***** EXERCISE INPUTS *****

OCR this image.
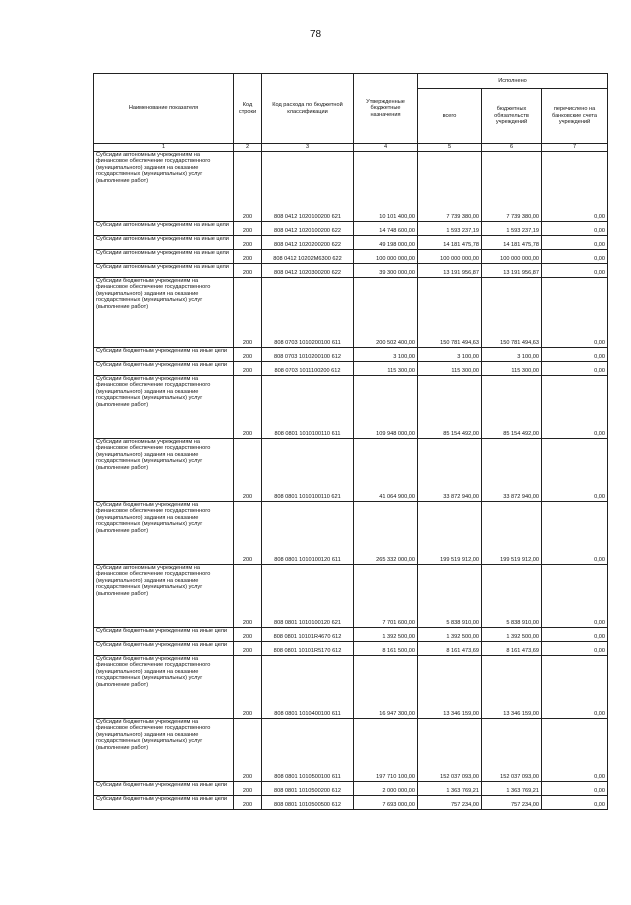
78
Наименование показателя	Код строки	Код расхода по бюджетной классификации	Утвержденные бюджетные назначения	Исполнено		
				всего	бюджетных обязательств учреждений	перечислено на банковские счета учреждений
1	2	3	4	5	6	7
Субсидии автономным учреждениям на финансовое обеспечение государственного (муниципального) задания на оказание государственных (муниципальных) услуг (выполнение работ)	200	808 0412 1020100200 621	10 101 400,00	7 739 380,00	7 739 380,00	0,00
Субсидии автономным учреждениям на иные цели	200	808 0412 1020100200 622	14 748 600,00	1 593 237,19	1 593 237,19	0,00
Субсидии автономным учреждениям на иные цели	200	808 0412 1020200200 622	49 198 000,00	14 181 475,78	14 181 475,78	0,00
Субсидии автономным учреждениям на иные цели	200	808 0412 10202M6300 622	100 000 000,00	100 000 000,00	100 000 000,00	0,00
Субсидии автономным учреждениям на иные цели	200	808 0412 1020300200 622	39 300 000,00	13 191 956,87	13 191 956,87	0,00
Субсидии бюджетным учреждениям на финансовое обеспечение государственного (муниципального) задания на оказание государственных (муниципальных) услуг (выполнение работ)	200	808 0703 1010200100 611	200 502 400,00	150 781 494,63	150 781 494,63	0,00
Субсидии бюджетным учреждениям на иные цели	200	808 0703 1010200100 612	3 100,00	3 100,00	3 100,00	0,00
Субсидии бюджетным учреждениям на иные цели	200	808 0703 1011100200 612	115 300,00	115 300,00	115 300,00	0,00
Субсидии бюджетным учреждениям на финансовое обеспечение государственного (муниципального) задания на оказание государственных (муниципальных) услуг (выполнение работ)	200	808 0801 1010100110 611	109 948 000,00	85 154 492,00	85 154 492,00	0,00
Субсидии автономным учреждениям на финансовое обеспечение государственного (муниципального) задания на оказание государственных (муниципальных) услуг (выполнение работ)	200	808 0801 1010100110 621	41 064 900,00	33 872 940,00	33 872 940,00	0,00
Субсидии бюджетным учреждениям на финансовое обеспечение государственного (муниципального) задания на оказание государственных (муниципальных) услуг (выполнение работ)	200	808 0801 1010100120 611	265 332 000,00	199 519 912,00	199 519 912,00	0,00
Субсидии автономным учреждениям на финансовое обеспечение государственного (муниципального) задания на оказание государственных (муниципальных) услуг (выполнение работ)	200	808 0801 1010100120 621	7 701 600,00	5 838 910,00	5 838 910,00	0,00
Субсидии бюджетным учреждениям на иные цели	200	808 0801 10101R4670 612	1 392 500,00	1 392 500,00	1 392 500,00	0,00
Субсидии бюджетным учреждениям на иные цели	200	808 0801 10101R5170 612	8 161 500,00	8 161 473,69	8 161 473,69	0,00
Субсидии бюджетным учреждениям на финансовое обеспечение государственного (муниципального) задания на оказание государственных (муниципальных) услуг (выполнение работ)	200	808 0801 1010400100 611	16 947 300,00	13 346 159,00	13 346 159,00	0,00
Субсидии бюджетным учреждениям на финансовое обеспечение государственного (муниципального) задания на оказание государственных (муниципальных) услуг (выполнение работ)	200	808 0801 1010500100 611	197 710 100,00	152 037 093,00	152 037 093,00	0,00
Субсидии бюджетным учреждениям на иные цели	200	808 0801 1010500200 612	2 000 000,00	1 363 769,21	1 363 769,21	0,00
Субсидии бюджетным учреждениям на иные цели	200	808 0801 1010500500 612	7 693 000,00	757 234,00	757 234,00	0,00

*****

Scan the material above. Copy each line where "государственного" occurs.

Субсидии автономным учреждениям на финансовое обеспечение государственного (муниципального) задания на оказание государственных (муниципальных) услуг (выполнение работ)	200	808 0412 1020100200 621	10 101 400,00	7 739 380,00	7 739 380,00	0,00
Субсидии бюджетным учреждениям на финансовое обеспечение государственного (муниципального) задания на оказание государственных (муниципальных) услуг (выполнение работ)	200	808 0703 1010200100 611	200 502 400,00	150 781 494,63	150 781 494,63	0,00
Субсидии бюджетным учреждениям на финансовое обеспечение государственного (муниципального) задания на оказание государственных (муниципальных) услуг (выполнение работ)	200	808 0801 1010100110 611	109 948 000,00	85 154 492,00	85 154 492,00	0,00
Субсидии автономным учреждениям на финансовое обеспечение государственного (муниципального) задания на оказание государственных (муниципальных) услуг (выполнение работ)	200	808 0801 1010100110 621	41 064 900,00	33 872 940,00	33 872 940,00	0,00
Субсидии бюджетным учреждениям на финансовое обеспечение государственного (муниципального) задания на оказание государственных (муниципальных) услуг (выполнение работ)	200	808 0801 1010100120 611	265 332 000,00	199 519 912,00	199 519 912,00	0,00
Субсидии автономным учреждениям на финансовое обеспечение государственного (муниципального) задания на оказание государственных (муниципальных) услуг (выполнение работ)	200	808 0801 1010100120 621	7 701 600,00	5 838 910,00	5 838 910,00	0,00
Субсидии бюджетным учреждениям на финансовое обеспечение государственного (муниципального) задания на оказание государственных (муниципальных) услуг (выполнение работ)	200	808 0801 1010400100 611	16 947 300,00	13 346 159,00	13 346 159,00	0,00
Субсидии бюджетным учреждениям на финансовое обеспечение государственного (муниципального) задания на оказание государственных (муниципальных) услуг (выполнение работ)	200	808 0801 1010500100 611	197 710 100,00	152 037 093,00	152 037 093,00	0,00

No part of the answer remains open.